Start Extracted records
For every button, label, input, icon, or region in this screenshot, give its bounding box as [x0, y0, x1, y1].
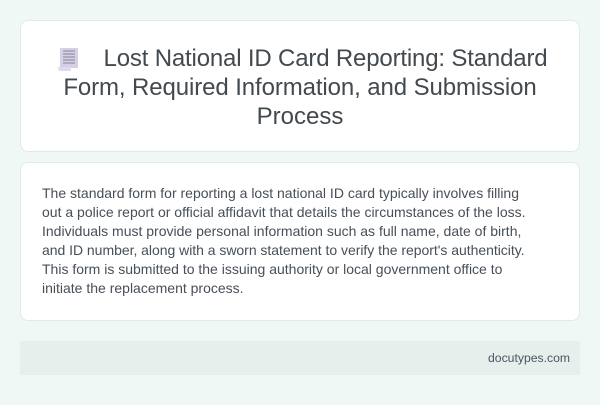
heading: title: Lost National ID Card Reporting: Standard — [104, 45, 547, 72]
panel: description card — [20, 162, 580, 321]
text block: description: The standard form for reporting a lost national ID card typically involves filling — [42, 185, 519, 201]
text block: description: Individuals must provide personal information such as full name, date of birth, — [42, 223, 521, 239]
footer text: docutypes.com — [488, 351, 570, 365]
text block: description: This form is submitted to the issuing authority or local government office to — [42, 261, 502, 277]
text block: description: initiate the replacement process. — [42, 280, 244, 296]
footer bar — [20, 341, 580, 375]
text block: description — [42, 185, 526, 296]
icon: document — [58, 48, 78, 71]
heading: title — [63, 45, 547, 130]
heading: title: Process — [257, 103, 343, 130]
text block: description: and ID number, along with a sworn statement to verify the report's authenticity. — [42, 242, 524, 258]
panel: title card — [20, 20, 580, 152]
text block: description: out a police report or official affidavit that details the circumstances of the loss. — [42, 204, 526, 220]
heading: title: Form, Required Information, and Submission — [63, 74, 537, 101]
End Extracted records
Challenge: Output the data as a Markdown table with the columns Row and Line, starting with the line containing "heading: title: Lost" and continuing through the line containing "text block: description: and", with both of those lines included and blank lines omitted.

Response:
| Row | Line |
|---|---|
| 1 | heading: title: Lost National ID Card Reporting: Standard — [104, 45, 547, 72] |
| 2 | panel: description card — [20, 162, 580, 321] |
| 3 | text block: description: The standard form for reporting a lost national ID card typically involves filling — [42, 185, 519, 201] |
| 4 | text block: description: Individuals must provide personal information such as full name, date of birth, — [42, 223, 521, 239] |
| 5 | footer text: docutypes.com — [488, 351, 570, 365] |
| 6 | text block: description: This form is submitted to the issuing authority or local government office to — [42, 261, 502, 277] |
| 7 | text block: description: initiate the replacement process. — [42, 280, 244, 296] |
| 8 | footer bar — [20, 341, 580, 375] |
| 9 | text block: description — [42, 185, 526, 296] |
| 10 | icon: document — [58, 48, 78, 71] |
| 11 | heading: title — [63, 45, 547, 130] |
| 12 | heading: title: Process — [257, 103, 343, 130] |
| 13 | text block: description: and ID number, along with a sworn statement to verify the report's authenticity. — [42, 242, 524, 258] |